» **Task objective**:
Check each line below for the word "PROMÓCIÓK", and copy those that have it.
___
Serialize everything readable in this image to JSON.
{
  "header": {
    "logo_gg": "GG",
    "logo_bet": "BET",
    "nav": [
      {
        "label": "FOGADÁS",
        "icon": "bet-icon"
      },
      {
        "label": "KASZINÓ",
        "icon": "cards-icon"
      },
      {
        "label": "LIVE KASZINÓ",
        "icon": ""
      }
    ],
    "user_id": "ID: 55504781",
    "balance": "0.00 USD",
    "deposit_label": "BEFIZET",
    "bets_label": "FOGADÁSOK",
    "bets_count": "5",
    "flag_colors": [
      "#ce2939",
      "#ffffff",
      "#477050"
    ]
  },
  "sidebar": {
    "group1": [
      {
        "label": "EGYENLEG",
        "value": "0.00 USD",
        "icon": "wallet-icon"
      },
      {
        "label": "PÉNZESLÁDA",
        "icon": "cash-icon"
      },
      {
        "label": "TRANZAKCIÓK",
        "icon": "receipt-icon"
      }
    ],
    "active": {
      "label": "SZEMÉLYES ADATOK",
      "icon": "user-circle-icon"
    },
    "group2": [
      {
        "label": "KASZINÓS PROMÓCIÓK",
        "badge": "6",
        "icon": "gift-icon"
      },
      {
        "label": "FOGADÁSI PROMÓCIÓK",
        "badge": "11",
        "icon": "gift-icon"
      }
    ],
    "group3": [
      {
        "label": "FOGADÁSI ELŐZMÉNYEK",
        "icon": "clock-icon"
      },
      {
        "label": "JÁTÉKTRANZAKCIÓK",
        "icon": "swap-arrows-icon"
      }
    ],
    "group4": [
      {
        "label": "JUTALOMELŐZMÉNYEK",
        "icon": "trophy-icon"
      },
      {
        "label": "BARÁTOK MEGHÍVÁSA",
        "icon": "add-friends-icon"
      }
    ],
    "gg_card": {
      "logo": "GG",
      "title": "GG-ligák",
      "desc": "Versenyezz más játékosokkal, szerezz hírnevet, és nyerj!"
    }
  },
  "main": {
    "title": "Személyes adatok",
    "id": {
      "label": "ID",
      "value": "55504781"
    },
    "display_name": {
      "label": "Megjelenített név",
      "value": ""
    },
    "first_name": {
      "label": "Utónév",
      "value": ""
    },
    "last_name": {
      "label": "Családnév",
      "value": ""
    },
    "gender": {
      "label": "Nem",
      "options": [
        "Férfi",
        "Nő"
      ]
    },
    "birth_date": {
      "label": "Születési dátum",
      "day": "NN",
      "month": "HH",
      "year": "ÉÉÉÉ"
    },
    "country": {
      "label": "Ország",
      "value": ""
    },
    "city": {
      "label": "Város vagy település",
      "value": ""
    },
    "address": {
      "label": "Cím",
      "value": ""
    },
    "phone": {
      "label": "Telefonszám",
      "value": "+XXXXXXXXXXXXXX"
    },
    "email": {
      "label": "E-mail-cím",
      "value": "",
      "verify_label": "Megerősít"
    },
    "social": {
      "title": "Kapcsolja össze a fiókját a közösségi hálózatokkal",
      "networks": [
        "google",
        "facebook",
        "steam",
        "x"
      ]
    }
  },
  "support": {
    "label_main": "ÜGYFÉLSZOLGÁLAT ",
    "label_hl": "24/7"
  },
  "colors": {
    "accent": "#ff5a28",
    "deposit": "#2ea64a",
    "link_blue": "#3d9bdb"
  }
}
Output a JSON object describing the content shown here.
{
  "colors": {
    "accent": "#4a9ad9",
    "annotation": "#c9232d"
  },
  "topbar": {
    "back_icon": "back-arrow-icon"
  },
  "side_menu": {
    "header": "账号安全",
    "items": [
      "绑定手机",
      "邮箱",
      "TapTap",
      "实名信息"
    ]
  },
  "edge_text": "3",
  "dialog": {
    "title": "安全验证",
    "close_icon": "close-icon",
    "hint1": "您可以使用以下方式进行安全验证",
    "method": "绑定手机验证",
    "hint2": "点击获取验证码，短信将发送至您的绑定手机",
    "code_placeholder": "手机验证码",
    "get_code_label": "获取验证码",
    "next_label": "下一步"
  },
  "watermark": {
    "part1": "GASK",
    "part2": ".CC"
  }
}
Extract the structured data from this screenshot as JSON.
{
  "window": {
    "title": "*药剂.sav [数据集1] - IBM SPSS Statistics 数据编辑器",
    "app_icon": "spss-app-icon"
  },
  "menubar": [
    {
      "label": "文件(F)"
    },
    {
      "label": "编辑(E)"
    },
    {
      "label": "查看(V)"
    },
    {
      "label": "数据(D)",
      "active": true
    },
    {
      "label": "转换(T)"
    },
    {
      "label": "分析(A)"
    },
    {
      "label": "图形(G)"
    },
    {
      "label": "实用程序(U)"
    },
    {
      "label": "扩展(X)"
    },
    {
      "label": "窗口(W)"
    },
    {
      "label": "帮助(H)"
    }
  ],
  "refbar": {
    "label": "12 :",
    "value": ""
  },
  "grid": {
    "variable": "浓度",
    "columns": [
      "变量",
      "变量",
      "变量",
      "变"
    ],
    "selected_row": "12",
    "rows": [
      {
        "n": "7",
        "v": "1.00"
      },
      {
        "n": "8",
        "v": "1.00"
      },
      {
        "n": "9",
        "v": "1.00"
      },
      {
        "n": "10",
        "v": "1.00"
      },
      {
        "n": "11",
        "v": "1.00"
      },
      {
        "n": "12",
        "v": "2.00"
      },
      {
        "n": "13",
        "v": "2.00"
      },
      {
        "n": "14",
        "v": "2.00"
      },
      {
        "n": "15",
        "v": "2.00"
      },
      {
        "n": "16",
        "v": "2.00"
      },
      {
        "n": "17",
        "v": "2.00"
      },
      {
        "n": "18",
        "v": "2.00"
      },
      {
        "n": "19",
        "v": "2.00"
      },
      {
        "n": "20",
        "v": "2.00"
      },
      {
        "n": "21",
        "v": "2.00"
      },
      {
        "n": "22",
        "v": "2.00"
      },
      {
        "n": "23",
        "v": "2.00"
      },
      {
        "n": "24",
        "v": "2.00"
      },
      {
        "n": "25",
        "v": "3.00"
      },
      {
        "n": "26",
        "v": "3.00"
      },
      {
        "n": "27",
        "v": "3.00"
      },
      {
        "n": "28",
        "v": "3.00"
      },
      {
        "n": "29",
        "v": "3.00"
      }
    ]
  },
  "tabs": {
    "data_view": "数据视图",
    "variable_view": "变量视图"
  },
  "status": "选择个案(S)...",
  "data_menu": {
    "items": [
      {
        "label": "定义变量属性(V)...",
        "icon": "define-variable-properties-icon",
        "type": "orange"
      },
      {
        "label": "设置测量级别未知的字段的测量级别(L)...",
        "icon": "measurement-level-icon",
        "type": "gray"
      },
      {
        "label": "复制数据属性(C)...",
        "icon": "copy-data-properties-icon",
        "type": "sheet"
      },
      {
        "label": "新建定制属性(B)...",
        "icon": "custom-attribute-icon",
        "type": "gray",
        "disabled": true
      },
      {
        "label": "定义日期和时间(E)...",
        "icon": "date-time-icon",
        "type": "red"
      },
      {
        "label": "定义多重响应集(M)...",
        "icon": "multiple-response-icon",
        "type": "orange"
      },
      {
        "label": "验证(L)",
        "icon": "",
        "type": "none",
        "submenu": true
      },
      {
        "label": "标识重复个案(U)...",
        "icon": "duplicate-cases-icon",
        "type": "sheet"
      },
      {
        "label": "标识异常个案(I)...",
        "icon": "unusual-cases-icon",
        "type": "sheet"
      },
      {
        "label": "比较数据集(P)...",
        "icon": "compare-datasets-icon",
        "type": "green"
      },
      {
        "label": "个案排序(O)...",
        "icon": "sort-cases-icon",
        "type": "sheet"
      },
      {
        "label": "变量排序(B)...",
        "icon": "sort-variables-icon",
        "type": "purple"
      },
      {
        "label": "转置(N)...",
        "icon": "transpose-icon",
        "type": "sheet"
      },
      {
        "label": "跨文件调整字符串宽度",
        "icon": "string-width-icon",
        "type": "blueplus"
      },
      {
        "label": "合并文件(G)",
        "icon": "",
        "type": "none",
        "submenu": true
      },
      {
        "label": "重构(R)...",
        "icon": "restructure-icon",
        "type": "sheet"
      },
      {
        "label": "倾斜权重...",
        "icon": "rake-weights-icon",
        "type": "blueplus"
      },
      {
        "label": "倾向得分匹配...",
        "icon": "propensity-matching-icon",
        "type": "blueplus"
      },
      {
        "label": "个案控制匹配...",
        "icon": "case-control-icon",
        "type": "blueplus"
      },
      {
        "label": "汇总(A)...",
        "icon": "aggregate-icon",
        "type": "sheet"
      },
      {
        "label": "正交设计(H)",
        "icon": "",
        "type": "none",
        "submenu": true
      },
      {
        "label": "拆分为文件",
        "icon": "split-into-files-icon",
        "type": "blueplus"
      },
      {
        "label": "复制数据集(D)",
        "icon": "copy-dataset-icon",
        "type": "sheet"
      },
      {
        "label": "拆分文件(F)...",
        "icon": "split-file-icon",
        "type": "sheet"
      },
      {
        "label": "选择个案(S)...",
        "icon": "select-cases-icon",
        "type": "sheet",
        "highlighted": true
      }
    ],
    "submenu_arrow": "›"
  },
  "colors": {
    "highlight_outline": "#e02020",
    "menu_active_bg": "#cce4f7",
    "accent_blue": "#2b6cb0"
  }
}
___
» **Response to the exercise**:
        "label": "KASZINÓS PROMÓCIÓK",
        "label": "FOGADÁSI PROMÓCIÓK",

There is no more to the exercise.